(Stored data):
┄┄┄┄┄┄┄┄┄┄

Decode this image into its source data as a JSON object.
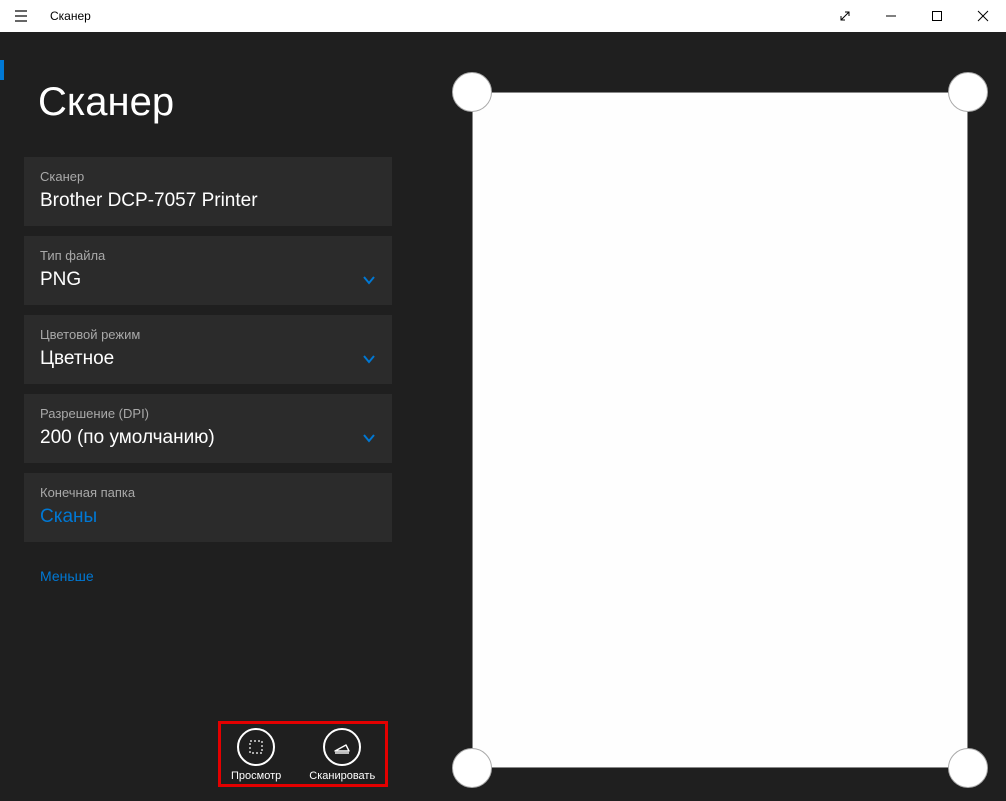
{
  "titlebar": {
    "app_name": "Сканер"
  },
  "page": {
    "title": "Сканер"
  },
  "settings": {
    "scanner_label": "Сканер",
    "scanner_value": "Brother DCP-7057 Printer",
    "filetype_label": "Тип файла",
    "filetype_value": "PNG",
    "colormode_label": "Цветовой режим",
    "colormode_value": "Цветное",
    "dpi_label": "Разрешение (DPI)",
    "dpi_value": "200 (по умолчанию)",
    "dest_label": "Конечная папка",
    "dest_value": "Сканы",
    "less_link": "Меньше"
  },
  "actions": {
    "preview_label": "Просмотр",
    "scan_label": "Сканировать"
  }
}
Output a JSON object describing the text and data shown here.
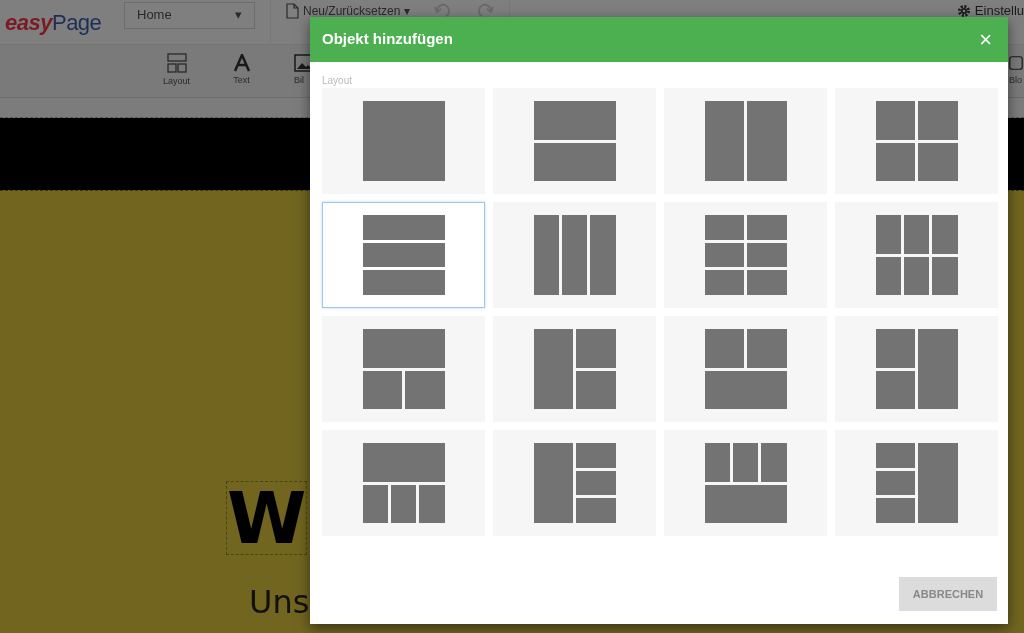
{
  "app": {
    "logo": {
      "first": "easy",
      "second": "Page"
    },
    "page_select": {
      "value": "Home",
      "caret": "▾"
    },
    "new_reset": {
      "label": "Neu/Zurücksetzen",
      "caret": "▾"
    },
    "undo": {
      "disabled": true
    },
    "redo": {
      "disabled": true
    },
    "settings": {
      "label": "Einstellu"
    }
  },
  "toolbar": [
    {
      "kind": "layout",
      "label": "Layout"
    },
    {
      "kind": "text",
      "label": "Text"
    },
    {
      "kind": "image",
      "label": "Bil"
    },
    {
      "kind": "blog",
      "label": "Blo"
    }
  ],
  "canvas": {
    "heading": "W",
    "subtitle": "Uns"
  },
  "dialog": {
    "title": "Objekt hinzufügen",
    "close": "×",
    "section": "Layout",
    "layouts": [
      {
        "kind": "single",
        "selected": false
      },
      {
        "kind": "two-rows",
        "selected": false
      },
      {
        "kind": "two-columns",
        "selected": false
      },
      {
        "kind": "grid-two",
        "selected": false
      },
      {
        "kind": "three-rows",
        "selected": true
      },
      {
        "kind": "three-columns",
        "selected": false
      },
      {
        "kind": "rows-two-columns",
        "selected": false
      },
      {
        "kind": "columns-three-two",
        "selected": false
      },
      {
        "kind": "top-wide-two-below",
        "selected": false
      },
      {
        "kind": "left-tall-two-right",
        "selected": false
      },
      {
        "kind": "two-top-wide-below",
        "selected": false
      },
      {
        "kind": "right-tall-two-left",
        "selected": false
      },
      {
        "kind": "top-wide-three-below",
        "selected": false
      },
      {
        "kind": "left-tall-three-right",
        "selected": false
      },
      {
        "kind": "three-top-wide-below",
        "selected": false
      },
      {
        "kind": "right-tall-three-left",
        "selected": false
      }
    ],
    "cancel": "ABBRECHEN"
  }
}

┄┄┄┄┄┄┄┄┄┄

(What to do): Repeat the data exactly, dropping every picture it holds.

(The completed task):
Decode this image into its source data as a JSON object.
{
  "titlebar": {
    "app_name": "Сканер"
  },
  "page": {
    "title": "Сканер"
  },
  "settings": {
    "scanner_label": "Сканер",
    "scanner_value": "Brother DCP-7057 Printer",
    "filetype_label": "Тип файла",
    "filetype_value": "PNG",
    "colormode_label": "Цветовой режим",
    "colormode_value": "Цветное",
    "dpi_label": "Разрешение (DPI)",
    "dpi_value": "200 (по умолчанию)",
    "dest_label": "Конечная папка",
    "dest_value": "Сканы",
    "less_link": "Меньше"
  },
  "actions": {
    "preview_label": "Просмотр",
    "scan_label": "Сканировать"
  }
}
Output a JSON object describing the text and data shown here.
{
  "app": {
    "logo": {
      "first": "easy",
      "second": "Page"
    },
    "page_select": {
      "value": "Home",
      "caret": "▾"
    },
    "new_reset": {
      "label": "Neu/Zurücksetzen",
      "caret": "▾"
    },
    "undo": {
      "disabled": true
    },
    "redo": {
      "disabled": true
    },
    "settings": {
      "label": "Einstellu"
    }
  },
  "toolbar": [
    {
      "kind": "layout",
      "label": "Layout"
    },
    {
      "kind": "text",
      "label": "Text"
    },
    {
      "kind": "image",
      "label": "Bil"
    },
    {
      "kind": "blog",
      "label": "Blo"
    }
  ],
  "canvas": {
    "heading": "W",
    "subtitle": "Uns"
  },
  "dialog": {
    "title": "Objekt hinzufügen",
    "close": "×",
    "section": "Layout",
    "layouts": [
      {
        "kind": "single",
        "selected": false
      },
      {
        "kind": "two-rows",
        "selected": false
      },
      {
        "kind": "two-columns",
        "selected": false
      },
      {
        "kind": "grid-two",
        "selected": false
      },
      {
        "kind": "three-rows",
        "selected": true
      },
      {
        "kind": "three-columns",
        "selected": false
      },
      {
        "kind": "rows-two-columns",
        "selected": false
      },
      {
        "kind": "columns-three-two",
        "selected": false
      },
      {
        "kind": "top-wide-two-below",
        "selected": false
      },
      {
        "kind": "left-tall-two-right",
        "selected": false
      },
      {
        "kind": "two-top-wide-below",
        "selected": false
      },
      {
        "kind": "right-tall-two-left",
        "selected": false
      },
      {
        "kind": "top-wide-three-below",
        "selected": false
      },
      {
        "kind": "left-tall-three-right",
        "selected": false
      },
      {
        "kind": "three-top-wide-below",
        "selected": false
      },
      {
        "kind": "right-tall-three-left",
        "selected": false
      }
    ],
    "cancel": "ABBRECHEN"
  }
}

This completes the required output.